Records:
━━━

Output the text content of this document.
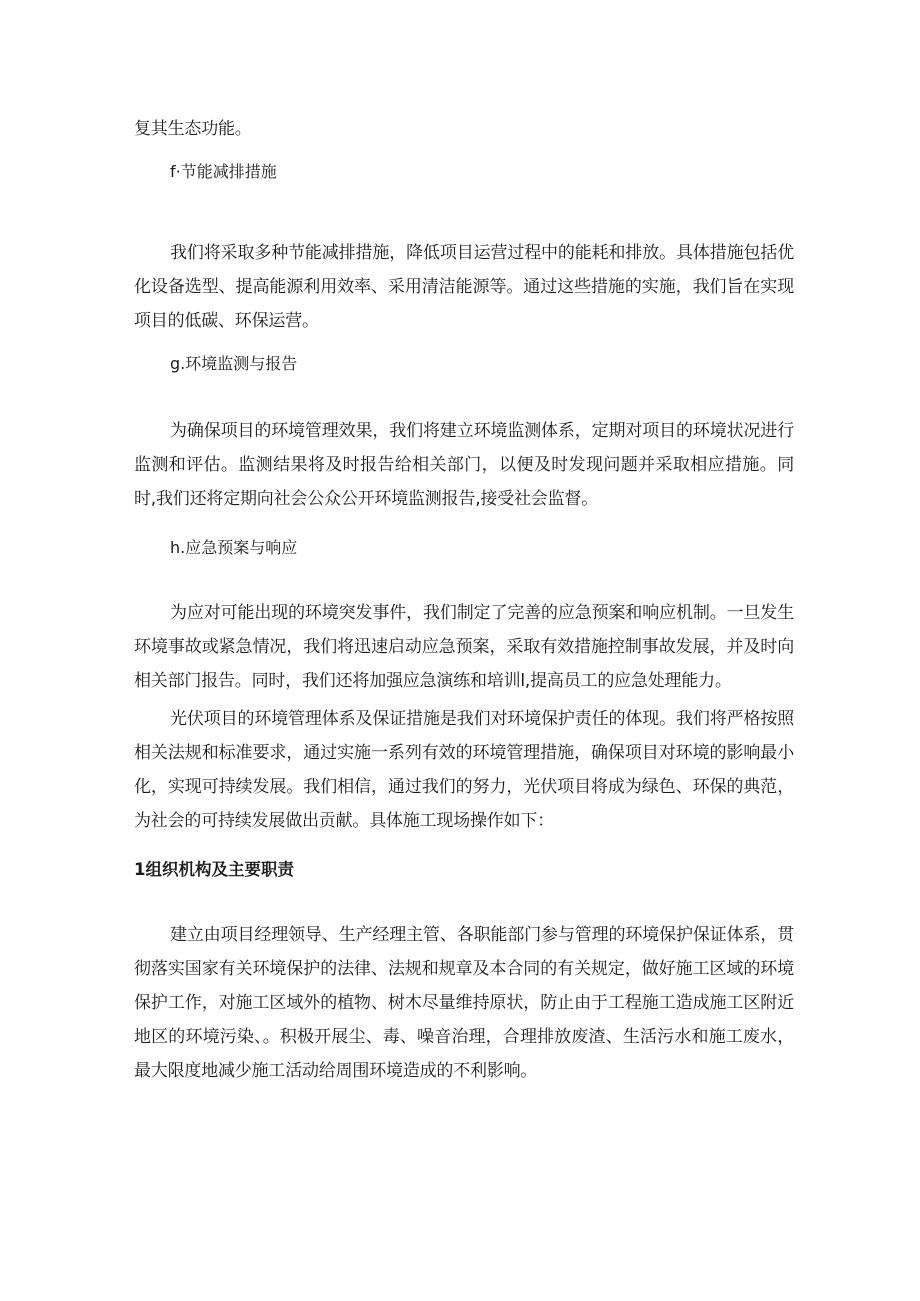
复其生态功能。

f·节能减排措施

我们将采取多种节能减排措施，降低项目运营过程中的能耗和排放。具体措施包括优化设备选型、提高能源利用效率、采用清洁能源等。通过这些措施的实施，我们旨在实现项目的低碳、环保运营。

g.环境监测与报告

为确保项目的环境管理效果，我们将建立环境监测体系，定期对项目的环境状况进行监测和评估。监测结果将及时报告给相关部门，以便及时发现问题并采取相应措施。同时,我们还将定期向社会公众公开环境监测报告,接受社会监督。

h.应急预案与响应

为应对可能出现的环境突发事件，我们制定了完善的应急预案和响应机制。一旦发生环境事故或紧急情况，我们将迅速启动应急预案，采取有效措施控制事故发展，并及时向相关部门报告。同时，我们还将加强应急演练和培训l,提高员工的应急处理能力。

光伏项目的环境管理体系及保证措施是我们对环境保护责任的体现。我们将严格按照相关法规和标准要求，通过实施一系列有效的环境管理措施，确保项目对环境的影响最小化，实现可持续发展。我们相信，通过我们的努力，光伏项目将成为绿色、环保的典范，为社会的可持续发展做出贡献。具体施工现场操作如下：

1组织机构及主要职责

建立由项目经理领导、生产经理主管、各职能部门参与管理的环境保护保证体系，贯彻落实国家有关环境保护的法律、法规和规章及本合同的有关规定，做好施工区域的环境保护工作，对施工区域外的植物、树木尽量维持原状，防止由于工程施工造成施工区附近地区的环境污染、。积极开展尘、毒、噪音治理，合理排放废渣、生活污水和施工废水，最大限度地减少施工活动给周围环境造成的不利影响。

━━━

Objective —
Quote all of the entries word for word, omitting any pictures.

Reply —
Output the text content of this document.
复其生态功能。

f·节能减排措施

我们将采取多种节能减排措施，降低项目运营过程中的能耗和排放。具体措施包括优化设备选型、提高能源利用效率、采用清洁能源等。通过这些措施的实施，我们旨在实现项目的低碳、环保运营。

g.环境监测与报告

为确保项目的环境管理效果，我们将建立环境监测体系，定期对项目的环境状况进行监测和评估。监测结果将及时报告给相关部门，以便及时发现问题并采取相应措施。同时,我们还将定期向社会公众公开环境监测报告,接受社会监督。

h.应急预案与响应

为应对可能出现的环境突发事件，我们制定了完善的应急预案和响应机制。一旦发生环境事故或紧急情况，我们将迅速启动应急预案，采取有效措施控制事故发展，并及时向相关部门报告。同时，我们还将加强应急演练和培训l,提高员工的应急处理能力。

光伏项目的环境管理体系及保证措施是我们对环境保护责任的体现。我们将严格按照相关法规和标准要求，通过实施一系列有效的环境管理措施，确保项目对环境的影响最小化，实现可持续发展。我们相信，通过我们的努力，光伏项目将成为绿色、环保的典范，为社会的可持续发展做出贡献。具体施工现场操作如下：

1组织机构及主要职责

建立由项目经理领导、生产经理主管、各职能部门参与管理的环境保护保证体系，贯彻落实国家有关环境保护的法律、法规和规章及本合同的有关规定，做好施工区域的环境保护工作，对施工区域外的植物、树木尽量维持原状，防止由于工程施工造成施工区附近地区的环境污染、。积极开展尘、毒、噪音治理，合理排放废渣、生活污水和施工废水，最大限度地减少施工活动给周围环境造成的不利影响。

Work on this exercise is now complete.